▶ _Records shown_:

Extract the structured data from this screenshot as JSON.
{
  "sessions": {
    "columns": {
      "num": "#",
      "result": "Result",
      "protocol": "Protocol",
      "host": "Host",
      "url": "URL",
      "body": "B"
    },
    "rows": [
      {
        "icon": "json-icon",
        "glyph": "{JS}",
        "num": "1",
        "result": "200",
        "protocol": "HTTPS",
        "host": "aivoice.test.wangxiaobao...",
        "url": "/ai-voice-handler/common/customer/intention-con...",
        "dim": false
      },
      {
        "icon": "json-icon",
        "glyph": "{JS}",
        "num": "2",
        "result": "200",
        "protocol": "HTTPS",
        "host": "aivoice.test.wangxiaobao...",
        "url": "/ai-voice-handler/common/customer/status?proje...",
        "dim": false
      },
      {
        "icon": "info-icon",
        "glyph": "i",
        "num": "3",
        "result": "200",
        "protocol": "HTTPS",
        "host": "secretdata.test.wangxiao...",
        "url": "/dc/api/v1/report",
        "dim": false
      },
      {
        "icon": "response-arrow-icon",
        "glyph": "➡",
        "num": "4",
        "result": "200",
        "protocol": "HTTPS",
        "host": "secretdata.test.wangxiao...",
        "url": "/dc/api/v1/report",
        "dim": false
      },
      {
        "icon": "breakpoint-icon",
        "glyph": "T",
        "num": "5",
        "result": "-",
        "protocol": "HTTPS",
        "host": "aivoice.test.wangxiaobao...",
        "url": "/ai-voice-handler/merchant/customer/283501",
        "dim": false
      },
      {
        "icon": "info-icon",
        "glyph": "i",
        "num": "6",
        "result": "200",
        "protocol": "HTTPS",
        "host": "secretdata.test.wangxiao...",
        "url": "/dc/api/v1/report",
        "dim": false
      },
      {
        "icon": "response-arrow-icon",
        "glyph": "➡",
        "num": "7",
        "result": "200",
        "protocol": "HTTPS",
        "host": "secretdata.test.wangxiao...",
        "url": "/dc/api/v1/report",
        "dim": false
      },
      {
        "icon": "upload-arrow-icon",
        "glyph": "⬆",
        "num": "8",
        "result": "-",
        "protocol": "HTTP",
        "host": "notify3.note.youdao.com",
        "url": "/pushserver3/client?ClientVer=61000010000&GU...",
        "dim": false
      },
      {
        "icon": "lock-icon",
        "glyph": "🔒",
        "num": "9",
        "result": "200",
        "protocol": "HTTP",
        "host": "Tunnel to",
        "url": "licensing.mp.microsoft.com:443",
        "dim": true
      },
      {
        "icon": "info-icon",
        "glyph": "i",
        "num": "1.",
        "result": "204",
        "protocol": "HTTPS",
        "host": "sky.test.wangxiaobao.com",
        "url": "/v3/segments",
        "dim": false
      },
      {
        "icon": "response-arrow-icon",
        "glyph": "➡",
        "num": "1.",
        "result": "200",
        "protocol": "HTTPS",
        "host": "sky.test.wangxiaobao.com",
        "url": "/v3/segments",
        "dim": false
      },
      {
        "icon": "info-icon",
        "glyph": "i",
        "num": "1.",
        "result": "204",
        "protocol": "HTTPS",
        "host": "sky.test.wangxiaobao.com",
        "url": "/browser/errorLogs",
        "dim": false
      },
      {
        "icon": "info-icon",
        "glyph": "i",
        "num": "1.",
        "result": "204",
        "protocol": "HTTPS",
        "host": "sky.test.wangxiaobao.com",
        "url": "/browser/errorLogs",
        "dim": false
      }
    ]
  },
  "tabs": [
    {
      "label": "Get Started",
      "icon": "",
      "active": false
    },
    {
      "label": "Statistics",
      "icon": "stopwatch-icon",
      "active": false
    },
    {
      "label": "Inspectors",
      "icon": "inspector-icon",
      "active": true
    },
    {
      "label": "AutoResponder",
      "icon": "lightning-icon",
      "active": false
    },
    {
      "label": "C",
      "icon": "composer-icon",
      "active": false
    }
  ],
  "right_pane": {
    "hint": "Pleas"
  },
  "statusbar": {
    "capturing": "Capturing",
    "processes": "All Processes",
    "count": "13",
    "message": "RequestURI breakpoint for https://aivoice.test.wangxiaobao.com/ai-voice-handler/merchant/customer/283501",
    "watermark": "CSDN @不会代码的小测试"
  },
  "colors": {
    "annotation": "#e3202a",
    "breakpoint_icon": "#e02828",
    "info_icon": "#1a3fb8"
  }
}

▶ _Prompt_:
From the records above, please extract every line and repeat it exactly.

▶ _Output for this task_:
Extract the structured data from this screenshot as JSON.
{
  "sessions": {
    "columns": {
      "num": "#",
      "result": "Result",
      "protocol": "Protocol",
      "host": "Host",
      "url": "URL",
      "body": "B"
    },
    "rows": [
      {
        "icon": "json-icon",
        "glyph": "{JS}",
        "num": "1",
        "result": "200",
        "protocol": "HTTPS",
        "host": "aivoice.test.wangxiaobao...",
        "url": "/ai-voice-handler/common/customer/intention-con...",
        "dim": false
      },
      {
        "icon": "json-icon",
        "glyph": "{JS}",
        "num": "2",
        "result": "200",
        "protocol": "HTTPS",
        "host": "aivoice.test.wangxiaobao...",
        "url": "/ai-voice-handler/common/customer/status?proje...",
        "dim": false
      },
      {
        "icon": "info-icon",
        "glyph": "i",
        "num": "3",
        "result": "200",
        "protocol": "HTTPS",
        "host": "secretdata.test.wangxiao...",
        "url": "/dc/api/v1/report",
        "dim": false
      },
      {
        "icon": "response-arrow-icon",
        "glyph": "➡",
        "num": "4",
        "result": "200",
        "protocol": "HTTPS",
        "host": "secretdata.test.wangxiao...",
        "url": "/dc/api/v1/report",
        "dim": false
      },
      {
        "icon": "breakpoint-icon",
        "glyph": "T",
        "num": "5",
        "result": "-",
        "protocol": "HTTPS",
        "host": "aivoice.test.wangxiaobao...",
        "url": "/ai-voice-handler/merchant/customer/283501",
        "dim": false
      },
      {
        "icon": "info-icon",
        "glyph": "i",
        "num": "6",
        "result": "200",
        "protocol": "HTTPS",
        "host": "secretdata.test.wangxiao...",
        "url": "/dc/api/v1/report",
        "dim": false
      },
      {
        "icon": "response-arrow-icon",
        "glyph": "➡",
        "num": "7",
        "result": "200",
        "protocol": "HTTPS",
        "host": "secretdata.test.wangxiao...",
        "url": "/dc/api/v1/report",
        "dim": false
      },
      {
        "icon": "upload-arrow-icon",
        "glyph": "⬆",
        "num": "8",
        "result": "-",
        "protocol": "HTTP",
        "host": "notify3.note.youdao.com",
        "url": "/pushserver3/client?ClientVer=61000010000&GU...",
        "dim": false
      },
      {
        "icon": "lock-icon",
        "glyph": "🔒",
        "num": "9",
        "result": "200",
        "protocol": "HTTP",
        "host": "Tunnel to",
        "url": "licensing.mp.microsoft.com:443",
        "dim": true
      },
      {
        "icon": "info-icon",
        "glyph": "i",
        "num": "1.",
        "result": "204",
        "protocol": "HTTPS",
        "host": "sky.test.wangxiaobao.com",
        "url": "/v3/segments",
        "dim": false
      },
      {
        "icon": "response-arrow-icon",
        "glyph": "➡",
        "num": "1.",
        "result": "200",
        "protocol": "HTTPS",
        "host": "sky.test.wangxiaobao.com",
        "url": "/v3/segments",
        "dim": false
      },
      {
        "icon": "info-icon",
        "glyph": "i",
        "num": "1.",
        "result": "204",
        "protocol": "HTTPS",
        "host": "sky.test.wangxiaobao.com",
        "url": "/browser/errorLogs",
        "dim": false
      },
      {
        "icon": "info-icon",
        "glyph": "i",
        "num": "1.",
        "result": "204",
        "protocol": "HTTPS",
        "host": "sky.test.wangxiaobao.com",
        "url": "/browser/errorLogs",
        "dim": false
      }
    ]
  },
  "tabs": [
    {
      "label": "Get Started",
      "icon": "",
      "active": false
    },
    {
      "label": "Statistics",
      "icon": "stopwatch-icon",
      "active": false
    },
    {
      "label": "Inspectors",
      "icon": "inspector-icon",
      "active": true
    },
    {
      "label": "AutoResponder",
      "icon": "lightning-icon",
      "active": false
    },
    {
      "label": "C",
      "icon": "composer-icon",
      "active": false
    }
  ],
  "right_pane": {
    "hint": "Pleas"
  },
  "statusbar": {
    "capturing": "Capturing",
    "processes": "All Processes",
    "count": "13",
    "message": "RequestURI breakpoint for https://aivoice.test.wangxiaobao.com/ai-voice-handler/merchant/customer/283501",
    "watermark": "CSDN @不会代码的小测试"
  },
  "colors": {
    "annotation": "#e3202a",
    "breakpoint_icon": "#e02828",
    "info_icon": "#1a3fb8"
  }
}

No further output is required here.